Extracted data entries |
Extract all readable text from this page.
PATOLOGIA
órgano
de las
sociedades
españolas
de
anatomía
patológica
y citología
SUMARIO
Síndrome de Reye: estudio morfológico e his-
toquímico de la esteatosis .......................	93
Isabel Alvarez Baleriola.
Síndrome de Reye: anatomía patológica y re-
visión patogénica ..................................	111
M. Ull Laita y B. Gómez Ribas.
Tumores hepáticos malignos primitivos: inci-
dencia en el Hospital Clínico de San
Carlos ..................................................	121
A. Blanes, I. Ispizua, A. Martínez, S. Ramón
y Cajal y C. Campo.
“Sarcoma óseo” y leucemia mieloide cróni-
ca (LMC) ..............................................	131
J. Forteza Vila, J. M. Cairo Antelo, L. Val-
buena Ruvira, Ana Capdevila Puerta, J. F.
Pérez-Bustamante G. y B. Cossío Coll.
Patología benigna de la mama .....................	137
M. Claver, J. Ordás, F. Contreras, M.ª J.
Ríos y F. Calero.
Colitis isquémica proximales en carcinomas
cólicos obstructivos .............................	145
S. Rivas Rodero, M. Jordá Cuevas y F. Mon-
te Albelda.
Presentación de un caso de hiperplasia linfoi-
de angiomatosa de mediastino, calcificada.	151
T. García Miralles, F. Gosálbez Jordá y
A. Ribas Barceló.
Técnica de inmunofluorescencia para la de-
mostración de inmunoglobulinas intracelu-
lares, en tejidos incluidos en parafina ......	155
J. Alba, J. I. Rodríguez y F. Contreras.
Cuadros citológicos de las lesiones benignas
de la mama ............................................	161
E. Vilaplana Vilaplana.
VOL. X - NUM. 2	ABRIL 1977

What needs to be done |
The answer must be every entry, reproduced exactly.

Finished exercise |
Extract all readable text from this page.
PATOLOGIA
órgano
de las
sociedades
españolas
de
anatomía
patológica
y citología
SUMARIO
Síndrome de Reye: estudio morfológico e his-
toquímico de la esteatosis .......................	93
Isabel Alvarez Baleriola.
Síndrome de Reye: anatomía patológica y re-
visión patogénica ..................................	111
M. Ull Laita y B. Gómez Ribas.
Tumores hepáticos malignos primitivos: inci-
dencia en el Hospital Clínico de San
Carlos ..................................................	121
A. Blanes, I. Ispizua, A. Martínez, S. Ramón
y Cajal y C. Campo.
“Sarcoma óseo” y leucemia mieloide cróni-
ca (LMC) ..............................................	131
J. Forteza Vila, J. M. Cairo Antelo, L. Val-
buena Ruvira, Ana Capdevila Puerta, J. F.
Pérez-Bustamante G. y B. Cossío Coll.
Patología benigna de la mama .....................	137
M. Claver, J. Ordás, F. Contreras, M.ª J.
Ríos y F. Calero.
Colitis isquémica proximales en carcinomas
cólicos obstructivos .............................	145
S. Rivas Rodero, M. Jordá Cuevas y F. Mon-
te Albelda.
Presentación de un caso de hiperplasia linfoi-
de angiomatosa de mediastino, calcificada.	151
T. García Miralles, F. Gosálbez Jordá y
A. Ribas Barceló.
Técnica de inmunofluorescencia para la de-
mostración de inmunoglobulinas intracelu-
lares, en tejidos incluidos en parafina ......	155
J. Alba, J. I. Rodríguez y F. Contreras.
Cuadros citológicos de las lesiones benignas
de la mama ............................................	161
E. Vilaplana Vilaplana.
VOL. X - NUM. 2	ABRIL 1977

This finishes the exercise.